● **Entries taken from a collection**
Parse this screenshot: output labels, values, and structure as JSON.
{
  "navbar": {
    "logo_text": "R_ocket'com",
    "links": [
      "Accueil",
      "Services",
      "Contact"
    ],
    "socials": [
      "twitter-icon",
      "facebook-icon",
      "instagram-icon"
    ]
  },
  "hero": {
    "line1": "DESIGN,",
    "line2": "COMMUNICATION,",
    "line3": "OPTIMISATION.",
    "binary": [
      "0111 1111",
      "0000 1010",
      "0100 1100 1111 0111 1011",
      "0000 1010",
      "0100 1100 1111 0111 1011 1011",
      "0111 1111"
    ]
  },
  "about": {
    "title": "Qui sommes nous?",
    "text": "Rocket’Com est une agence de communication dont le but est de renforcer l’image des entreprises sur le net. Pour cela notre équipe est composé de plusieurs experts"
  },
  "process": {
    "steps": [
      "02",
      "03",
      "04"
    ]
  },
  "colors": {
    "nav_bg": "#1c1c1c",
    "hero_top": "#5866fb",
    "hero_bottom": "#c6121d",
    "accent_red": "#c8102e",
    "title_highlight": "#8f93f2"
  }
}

● **Task instructions**
Extract, from the material above, each line holding the word "icon".

● **Answer to the exercise**
      "twitter-icon",
      "facebook-icon",
      "instagram-icon"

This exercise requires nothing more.